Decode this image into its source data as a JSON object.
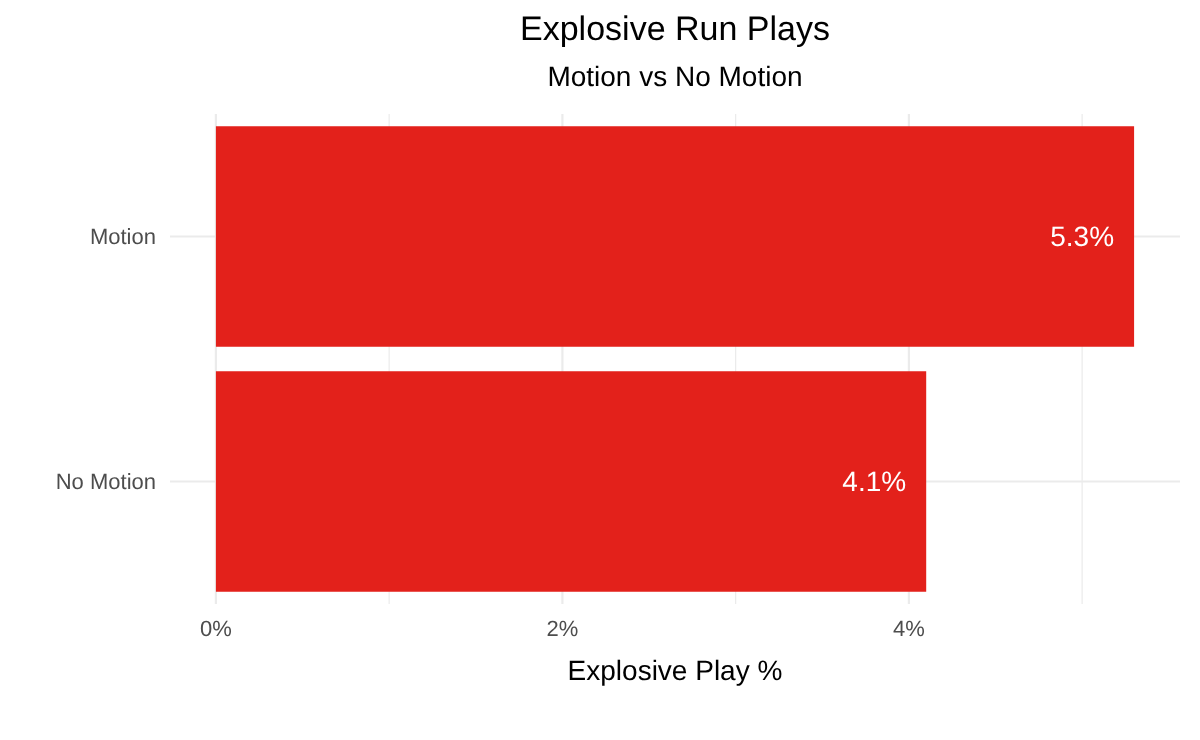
{
  "chart_data": {
    "type": "bar",
    "orientation": "horizontal",
    "title": "Explosive Run Plays",
    "subtitle": "Motion vs No Motion",
    "xlabel": "Explosive Play %",
    "categories": [
      "Motion",
      "No Motion"
    ],
    "values": [
      5.3,
      4.1
    ],
    "color": "#e3211b",
    "value_labels": [
      "5.3%",
      "4.1%"
    ],
    "xlim": [
      -0.265,
      5.565
    ],
    "xticks": [
      {
        "value": 0,
        "label": "0%"
      },
      {
        "value": 1,
        "label": null
      },
      {
        "value": 2,
        "label": "2%"
      },
      {
        "value": 3,
        "label": null
      },
      {
        "value": 4,
        "label": "4%"
      },
      {
        "value": 5,
        "label": null
      }
    ],
    "grid": true
  }
}
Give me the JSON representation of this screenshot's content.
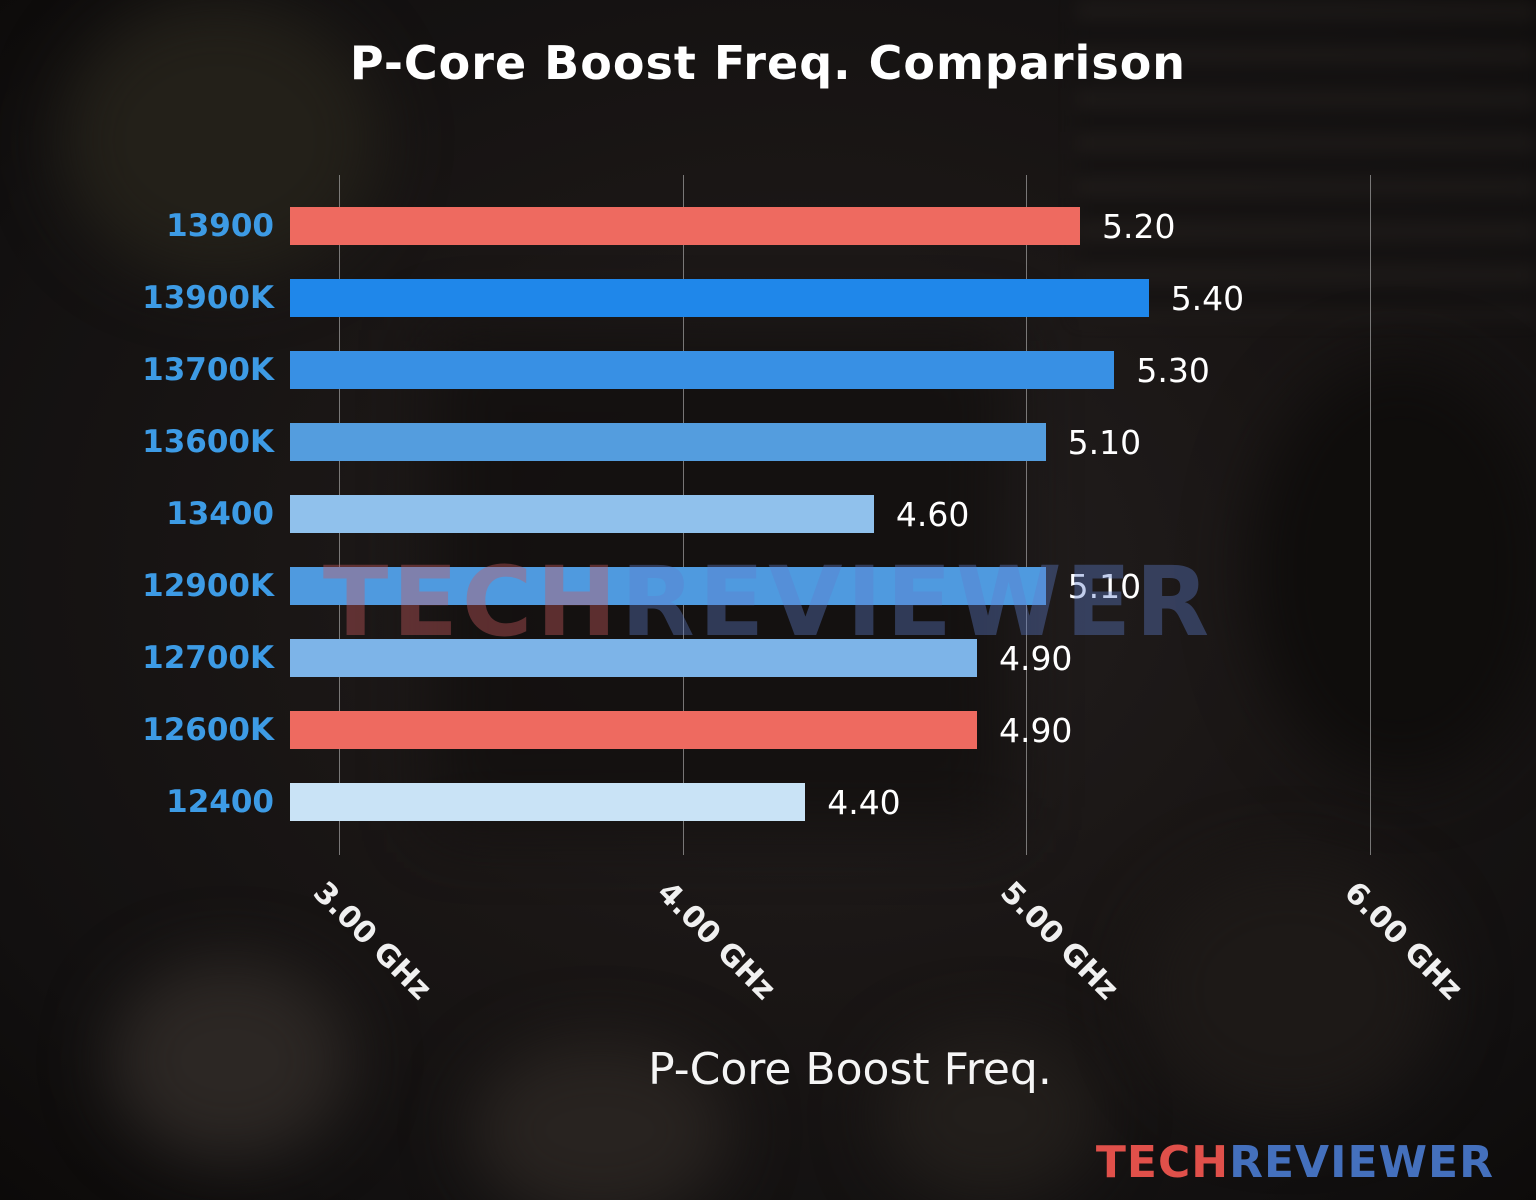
{
  "chart_data": {
    "type": "bar",
    "orientation": "horizontal",
    "title": "P-Core Boost Freq. Comparison",
    "xlabel": "P-Core Boost Freq.",
    "ylabel": "",
    "categories": [
      "13900",
      "13900K",
      "13700K",
      "13600K",
      "13400",
      "12900K",
      "12700K",
      "12600K",
      "12400"
    ],
    "values": [
      5.2,
      5.4,
      5.3,
      5.1,
      4.6,
      5.1,
      4.9,
      4.9,
      4.4
    ],
    "value_labels": [
      "5.20",
      "5.40",
      "5.30",
      "5.10",
      "4.60",
      "5.10",
      "4.90",
      "4.90",
      "4.40"
    ],
    "bar_colors": [
      "#ee6a60",
      "#1f87ea",
      "#3890e4",
      "#549dde",
      "#90c1ec",
      "#4f9adf",
      "#7db4e8",
      "#ee6a60",
      "#c9e3f6"
    ],
    "x_ticks": [
      "3.00 GHz",
      "4.00 GHz",
      "5.00 GHz",
      "6.00 GHz"
    ],
    "x_tick_values": [
      3.0,
      4.0,
      5.0,
      6.0
    ],
    "xlim": [
      2.9,
      6.35
    ],
    "grid": true,
    "legend": "none",
    "category_label_color": "#3d9be5",
    "value_label_color": "#ffffff",
    "grid_color": "#c8c8c8"
  },
  "watermark": {
    "part1": "TECH",
    "part2": "REVIEWER"
  },
  "logo": {
    "part1": "TECH",
    "part2": "REVIEWER",
    "color1": "#e0504a",
    "color2": "#4470bd"
  }
}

• **YOUR INSTRUCTIONS**
Your task is to retype all the entries exactly and leave out any pictures.

• **OUTPUT FOR THIS EXERCISE**
Decode this image into its source data as a JSON object.
{
  "chart_data": {
    "type": "bar",
    "orientation": "horizontal",
    "title": "Explosive Run Plays",
    "subtitle": "Motion vs No Motion",
    "xlabel": "Explosive Play %",
    "categories": [
      "Motion",
      "No Motion"
    ],
    "values": [
      5.3,
      4.1
    ],
    "color": "#e3211b",
    "value_labels": [
      "5.3%",
      "4.1%"
    ],
    "xlim": [
      -0.265,
      5.565
    ],
    "xticks": [
      {
        "value": 0,
        "label": "0%"
      },
      {
        "value": 1,
        "label": null
      },
      {
        "value": 2,
        "label": "2%"
      },
      {
        "value": 3,
        "label": null
      },
      {
        "value": 4,
        "label": "4%"
      },
      {
        "value": 5,
        "label": null
      }
    ],
    "grid": true
  }
}
Give me the JSON representation of this screenshot's content.
{
  "chart_data": {
    "type": "bar",
    "orientation": "horizontal",
    "title": "P-Core Boost Freq. Comparison",
    "xlabel": "P-Core Boost Freq.",
    "ylabel": "",
    "categories": [
      "13900",
      "13900K",
      "13700K",
      "13600K",
      "13400",
      "12900K",
      "12700K",
      "12600K",
      "12400"
    ],
    "values": [
      5.2,
      5.4,
      5.3,
      5.1,
      4.6,
      5.1,
      4.9,
      4.9,
      4.4
    ],
    "value_labels": [
      "5.20",
      "5.40",
      "5.30",
      "5.10",
      "4.60",
      "5.10",
      "4.90",
      "4.90",
      "4.40"
    ],
    "bar_colors": [
      "#ee6a60",
      "#1f87ea",
      "#3890e4",
      "#549dde",
      "#90c1ec",
      "#4f9adf",
      "#7db4e8",
      "#ee6a60",
      "#c9e3f6"
    ],
    "x_ticks": [
      "3.00 GHz",
      "4.00 GHz",
      "5.00 GHz",
      "6.00 GHz"
    ],
    "x_tick_values": [
      3.0,
      4.0,
      5.0,
      6.0
    ],
    "xlim": [
      2.9,
      6.35
    ],
    "grid": true,
    "legend": "none",
    "category_label_color": "#3d9be5",
    "value_label_color": "#ffffff",
    "grid_color": "#c8c8c8"
  },
  "watermark": {
    "part1": "TECH",
    "part2": "REVIEWER"
  },
  "logo": {
    "part1": "TECH",
    "part2": "REVIEWER",
    "color1": "#e0504a",
    "color2": "#4470bd"
  }
}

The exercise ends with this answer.